§ Work to complete
Output each line exactly as it appears, skipping any embedded picture.

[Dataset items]
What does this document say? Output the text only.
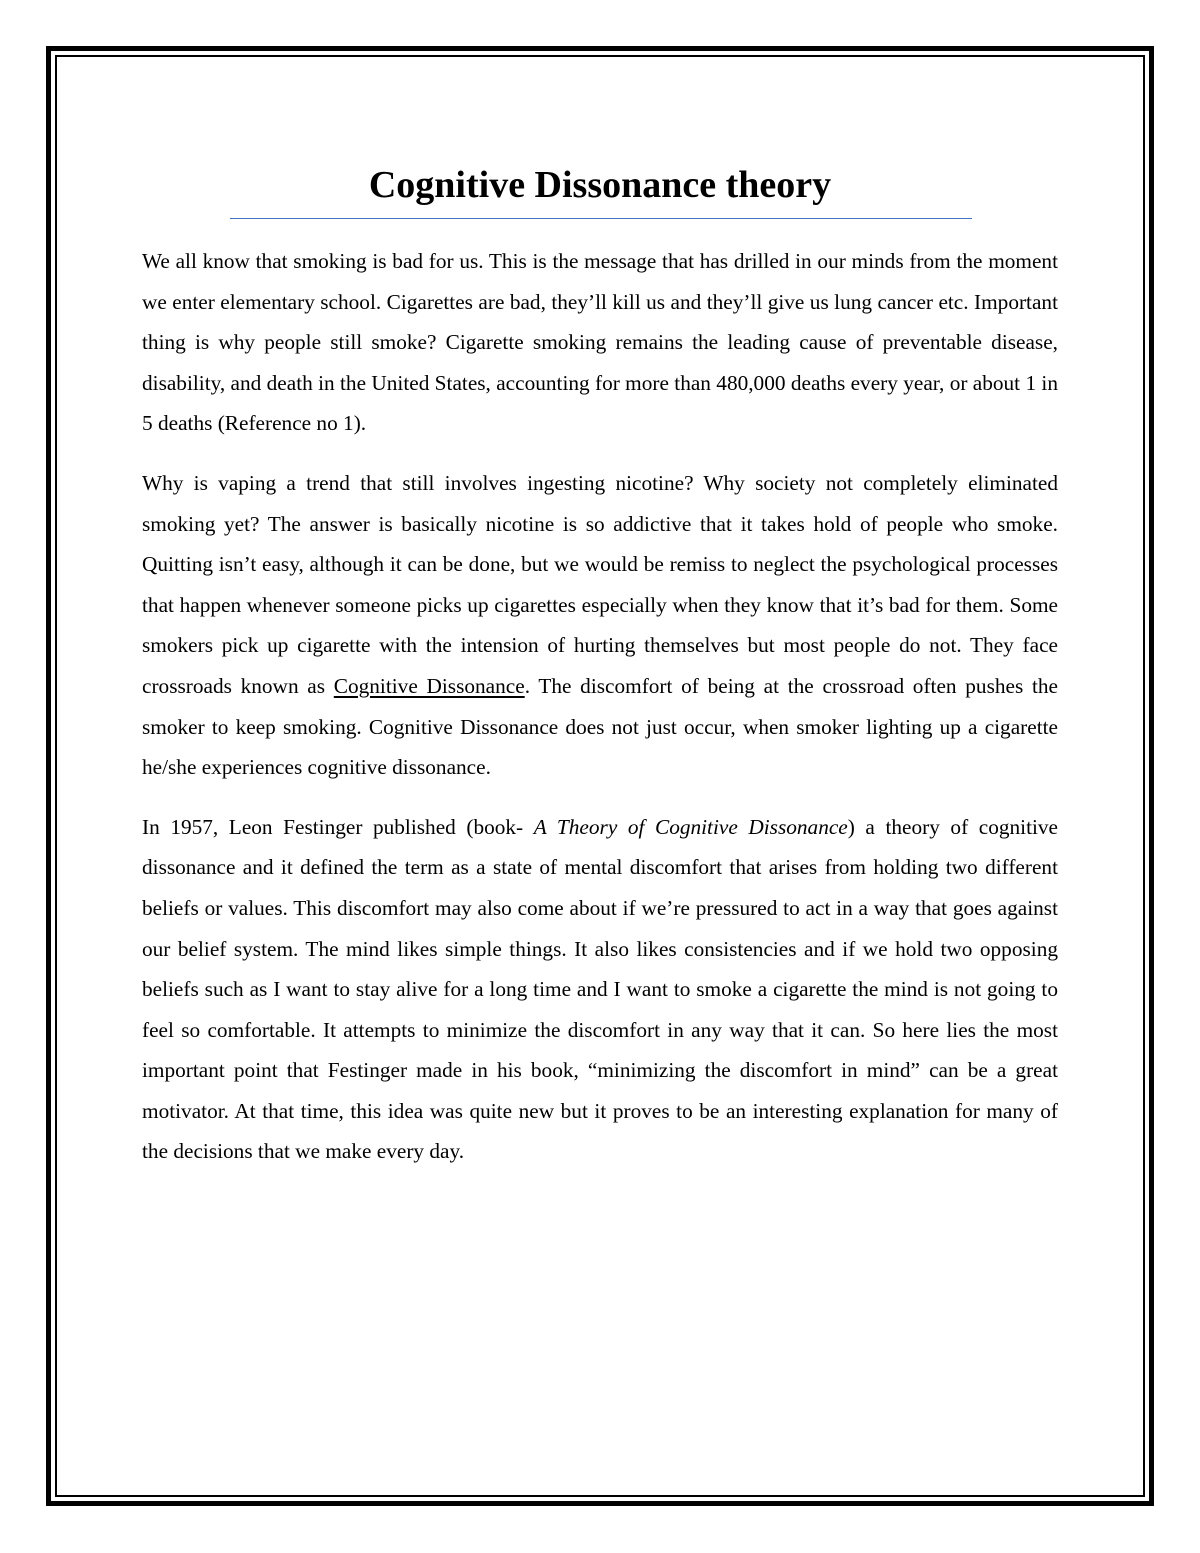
Cognitive Dissonance theory

We all know that smoking is bad for us. This is the message that has drilled in our minds from the moment we enter elementary school. Cigarettes are bad, they’ll kill us and they’ll give us lung cancer etc. Important thing is why people still smoke? Cigarette smoking remains the leading cause of preventable disease, disability, and death in the United States, accounting for more than 480,000 deaths every year, or about 1 in 5 deaths (Reference no 1).

Why is vaping a trend that still involves ingesting nicotine? Why society not completely eliminated smoking yet? The answer is basically nicotine is so addictive that it takes hold of people who smoke. Quitting isn’t easy, although it can be done, but we would be remiss to neglect the psychological processes that happen whenever someone picks up cigarettes especially when they know that it’s bad for them. Some smokers pick up cigarette with the intension of hurting themselves but most people do not. They face crossroads known as Cognitive Dissonance. The discomfort of being at the crossroad often pushes the smoker to keep smoking. Cognitive Dissonance does not just occur, when smoker lighting up a cigarette he/she experiences cognitive dissonance.

In 1957, Leon Festinger published (book- A Theory of Cognitive Dissonance) a theory of cognitive dissonance and it defined the term as a state of mental discomfort that arises from holding two different beliefs or values. This discomfort may also come about if we’re pressured to act in a way that goes against our belief system. The mind likes simple things. It also likes consistencies and if we hold two opposing beliefs such as I want to stay alive for a long time and I want to smoke a cigarette the mind is not going to feel so comfortable. It attempts to minimize the discomfort in any way that it can. So here lies the most important point that Festinger made in his book, “minimizing the discomfort in mind” can be a great motivator. At that time, this idea was quite new but it proves to be an interesting explanation for many of the decisions that we make every day.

§ Answer to the task
What does this document say? Output the text only.
Cognitive Dissonance theory

We all know that smoking is bad for us. This is the message that has drilled in our minds from the moment we enter elementary school. Cigarettes are bad, they’ll kill us and they’ll give us lung cancer etc. Important thing is why people still smoke? Cigarette smoking remains the leading cause of preventable disease, disability, and death in the United States, accounting for more than 480,000 deaths every year, or about 1 in 5 deaths (Reference no 1).

Why is vaping a trend that still involves ingesting nicotine? Why society not completely eliminated smoking yet? The answer is basically nicotine is so addictive that it takes hold of people who smoke. Quitting isn’t easy, although it can be done, but we would be remiss to neglect the psychological processes that happen whenever someone picks up cigarettes especially when they know that it’s bad for them. Some smokers pick up cigarette with the intension of hurting themselves but most people do not. They face crossroads known as Cognitive Dissonance. The discomfort of being at the crossroad often pushes the smoker to keep smoking. Cognitive Dissonance does not just occur, when smoker lighting up a cigarette he/she experiences cognitive dissonance.

In 1957, Leon Festinger published (book- A Theory of Cognitive Dissonance) a theory of cognitive dissonance and it defined the term as a state of mental discomfort that arises from holding two different beliefs or values. This discomfort may also come about if we’re pressured to act in a way that goes against our belief system. The mind likes simple things. It also likes consistencies and if we hold two opposing beliefs such as I want to stay alive for a long time and I want to smoke a cigarette the mind is not going to feel so comfortable. It attempts to minimize the discomfort in any way that it can. So here lies the most important point that Festinger made in his book, “minimizing the discomfort in mind” can be a great motivator. At that time, this idea was quite new but it proves to be an interesting explanation for many of the decisions that we make every day.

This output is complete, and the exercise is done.